— AIM —
Repeat the full listing, word for word.

--------

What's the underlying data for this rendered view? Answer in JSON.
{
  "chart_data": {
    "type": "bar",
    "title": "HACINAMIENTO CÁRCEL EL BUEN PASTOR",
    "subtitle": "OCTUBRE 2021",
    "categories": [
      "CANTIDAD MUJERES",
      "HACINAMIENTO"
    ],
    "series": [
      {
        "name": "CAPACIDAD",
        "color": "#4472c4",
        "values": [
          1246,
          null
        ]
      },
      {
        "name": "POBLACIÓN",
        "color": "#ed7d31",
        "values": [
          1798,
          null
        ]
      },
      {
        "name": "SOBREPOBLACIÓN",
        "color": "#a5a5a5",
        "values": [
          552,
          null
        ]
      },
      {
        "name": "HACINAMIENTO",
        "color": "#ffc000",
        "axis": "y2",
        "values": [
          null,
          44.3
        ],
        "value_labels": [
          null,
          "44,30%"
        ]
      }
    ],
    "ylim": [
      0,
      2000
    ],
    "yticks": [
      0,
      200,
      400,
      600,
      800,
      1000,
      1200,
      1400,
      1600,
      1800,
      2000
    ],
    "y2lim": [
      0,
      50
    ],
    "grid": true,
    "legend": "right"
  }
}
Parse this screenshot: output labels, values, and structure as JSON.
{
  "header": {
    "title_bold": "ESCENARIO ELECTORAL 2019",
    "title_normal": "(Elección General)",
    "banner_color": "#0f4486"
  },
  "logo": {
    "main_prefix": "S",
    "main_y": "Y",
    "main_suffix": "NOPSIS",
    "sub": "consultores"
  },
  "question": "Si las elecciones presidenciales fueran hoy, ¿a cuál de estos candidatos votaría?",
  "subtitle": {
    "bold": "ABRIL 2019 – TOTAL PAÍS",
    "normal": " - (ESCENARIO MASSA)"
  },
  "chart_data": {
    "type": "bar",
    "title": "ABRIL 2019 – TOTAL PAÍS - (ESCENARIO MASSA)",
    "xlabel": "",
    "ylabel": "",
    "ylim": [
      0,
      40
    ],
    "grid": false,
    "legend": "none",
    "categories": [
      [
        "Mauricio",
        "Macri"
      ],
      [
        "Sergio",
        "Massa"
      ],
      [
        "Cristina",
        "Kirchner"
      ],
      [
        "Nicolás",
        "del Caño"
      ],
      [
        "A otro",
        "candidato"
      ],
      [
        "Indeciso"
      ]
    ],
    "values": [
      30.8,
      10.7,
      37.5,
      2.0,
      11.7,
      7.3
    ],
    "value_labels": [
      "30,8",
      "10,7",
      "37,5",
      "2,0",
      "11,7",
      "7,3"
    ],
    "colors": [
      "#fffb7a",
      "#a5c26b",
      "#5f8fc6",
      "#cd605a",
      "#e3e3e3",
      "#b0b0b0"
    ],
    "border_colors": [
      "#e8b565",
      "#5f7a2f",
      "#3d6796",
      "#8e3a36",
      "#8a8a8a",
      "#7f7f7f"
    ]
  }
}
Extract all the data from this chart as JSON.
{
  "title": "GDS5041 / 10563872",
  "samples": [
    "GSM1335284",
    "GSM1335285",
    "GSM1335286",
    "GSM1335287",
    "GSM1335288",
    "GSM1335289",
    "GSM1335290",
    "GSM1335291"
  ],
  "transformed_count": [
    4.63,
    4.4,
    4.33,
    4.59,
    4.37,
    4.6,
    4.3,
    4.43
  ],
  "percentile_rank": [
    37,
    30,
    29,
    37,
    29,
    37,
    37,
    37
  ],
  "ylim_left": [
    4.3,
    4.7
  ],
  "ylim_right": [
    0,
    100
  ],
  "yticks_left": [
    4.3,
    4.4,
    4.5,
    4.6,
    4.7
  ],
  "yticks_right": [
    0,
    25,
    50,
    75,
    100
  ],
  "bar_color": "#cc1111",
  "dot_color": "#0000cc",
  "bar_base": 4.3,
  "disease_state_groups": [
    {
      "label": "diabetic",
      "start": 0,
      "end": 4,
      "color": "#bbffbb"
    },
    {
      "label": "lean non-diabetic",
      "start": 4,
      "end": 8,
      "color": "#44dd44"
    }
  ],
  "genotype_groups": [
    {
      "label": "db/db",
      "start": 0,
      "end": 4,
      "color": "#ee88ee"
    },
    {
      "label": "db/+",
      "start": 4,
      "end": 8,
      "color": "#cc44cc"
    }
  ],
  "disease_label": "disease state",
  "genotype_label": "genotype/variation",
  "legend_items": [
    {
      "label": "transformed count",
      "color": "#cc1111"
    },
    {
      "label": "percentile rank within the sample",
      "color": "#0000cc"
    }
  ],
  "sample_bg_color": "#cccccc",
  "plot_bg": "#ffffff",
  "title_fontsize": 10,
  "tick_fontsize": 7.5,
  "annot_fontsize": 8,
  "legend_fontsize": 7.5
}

--------

— IN RESPONSE —
What's the underlying data for this rendered view? Answer in JSON.
{
  "chart_data": {
    "type": "bar",
    "title": "HACINAMIENTO CÁRCEL EL BUEN PASTOR",
    "subtitle": "OCTUBRE 2021",
    "categories": [
      "CANTIDAD MUJERES",
      "HACINAMIENTO"
    ],
    "series": [
      {
        "name": "CAPACIDAD",
        "color": "#4472c4",
        "values": [
          1246,
          null
        ]
      },
      {
        "name": "POBLACIÓN",
        "color": "#ed7d31",
        "values": [
          1798,
          null
        ]
      },
      {
        "name": "SOBREPOBLACIÓN",
        "color": "#a5a5a5",
        "values": [
          552,
          null
        ]
      },
      {
        "name": "HACINAMIENTO",
        "color": "#ffc000",
        "axis": "y2",
        "values": [
          null,
          44.3
        ],
        "value_labels": [
          null,
          "44,30%"
        ]
      }
    ],
    "ylim": [
      0,
      2000
    ],
    "yticks": [
      0,
      200,
      400,
      600,
      800,
      1000,
      1200,
      1400,
      1600,
      1800,
      2000
    ],
    "y2lim": [
      0,
      50
    ],
    "grid": true,
    "legend": "right"
  }
}
Parse this screenshot: output labels, values, and structure as JSON.
{
  "header": {
    "title_bold": "ESCENARIO ELECTORAL 2019",
    "title_normal": "(Elección General)",
    "banner_color": "#0f4486"
  },
  "logo": {
    "main_prefix": "S",
    "main_y": "Y",
    "main_suffix": "NOPSIS",
    "sub": "consultores"
  },
  "question": "Si las elecciones presidenciales fueran hoy, ¿a cuál de estos candidatos votaría?",
  "subtitle": {
    "bold": "ABRIL 2019 – TOTAL PAÍS",
    "normal": " - (ESCENARIO MASSA)"
  },
  "chart_data": {
    "type": "bar",
    "title": "ABRIL 2019 – TOTAL PAÍS - (ESCENARIO MASSA)",
    "xlabel": "",
    "ylabel": "",
    "ylim": [
      0,
      40
    ],
    "grid": false,
    "legend": "none",
    "categories": [
      [
        "Mauricio",
        "Macri"
      ],
      [
        "Sergio",
        "Massa"
      ],
      [
        "Cristina",
        "Kirchner"
      ],
      [
        "Nicolás",
        "del Caño"
      ],
      [
        "A otro",
        "candidato"
      ],
      [
        "Indeciso"
      ]
    ],
    "values": [
      30.8,
      10.7,
      37.5,
      2.0,
      11.7,
      7.3
    ],
    "value_labels": [
      "30,8",
      "10,7",
      "37,5",
      "2,0",
      "11,7",
      "7,3"
    ],
    "colors": [
      "#fffb7a",
      "#a5c26b",
      "#5f8fc6",
      "#cd605a",
      "#e3e3e3",
      "#b0b0b0"
    ],
    "border_colors": [
      "#e8b565",
      "#5f7a2f",
      "#3d6796",
      "#8e3a36",
      "#8a8a8a",
      "#7f7f7f"
    ]
  }
}
Extract all the data from this chart as JSON.
{
  "title": "GDS5041 / 10563872",
  "samples": [
    "GSM1335284",
    "GSM1335285",
    "GSM1335286",
    "GSM1335287",
    "GSM1335288",
    "GSM1335289",
    "GSM1335290",
    "GSM1335291"
  ],
  "transformed_count": [
    4.63,
    4.4,
    4.33,
    4.59,
    4.37,
    4.6,
    4.3,
    4.43
  ],
  "percentile_rank": [
    37,
    30,
    29,
    37,
    29,
    37,
    37,
    37
  ],
  "ylim_left": [
    4.3,
    4.7
  ],
  "ylim_right": [
    0,
    100
  ],
  "yticks_left": [
    4.3,
    4.4,
    4.5,
    4.6,
    4.7
  ],
  "yticks_right": [
    0,
    25,
    50,
    75,
    100
  ],
  "bar_color": "#cc1111",
  "dot_color": "#0000cc",
  "bar_base": 4.3,
  "disease_state_groups": [
    {
      "label": "diabetic",
      "start": 0,
      "end": 4,
      "color": "#bbffbb"
    },
    {
      "label": "lean non-diabetic",
      "start": 4,
      "end": 8,
      "color": "#44dd44"
    }
  ],
  "genotype_groups": [
    {
      "label": "db/db",
      "start": 0,
      "end": 4,
      "color": "#ee88ee"
    },
    {
      "label": "db/+",
      "start": 4,
      "end": 8,
      "color": "#cc44cc"
    }
  ],
  "disease_label": "disease state",
  "genotype_label": "genotype/variation",
  "legend_items": [
    {
      "label": "transformed count",
      "color": "#cc1111"
    },
    {
      "label": "percentile rank within the sample",
      "color": "#0000cc"
    }
  ],
  "sample_bg_color": "#cccccc",
  "plot_bg": "#ffffff",
  "title_fontsize": 10,
  "tick_fontsize": 7.5,
  "annot_fontsize": 8,
  "legend_fontsize": 7.5
}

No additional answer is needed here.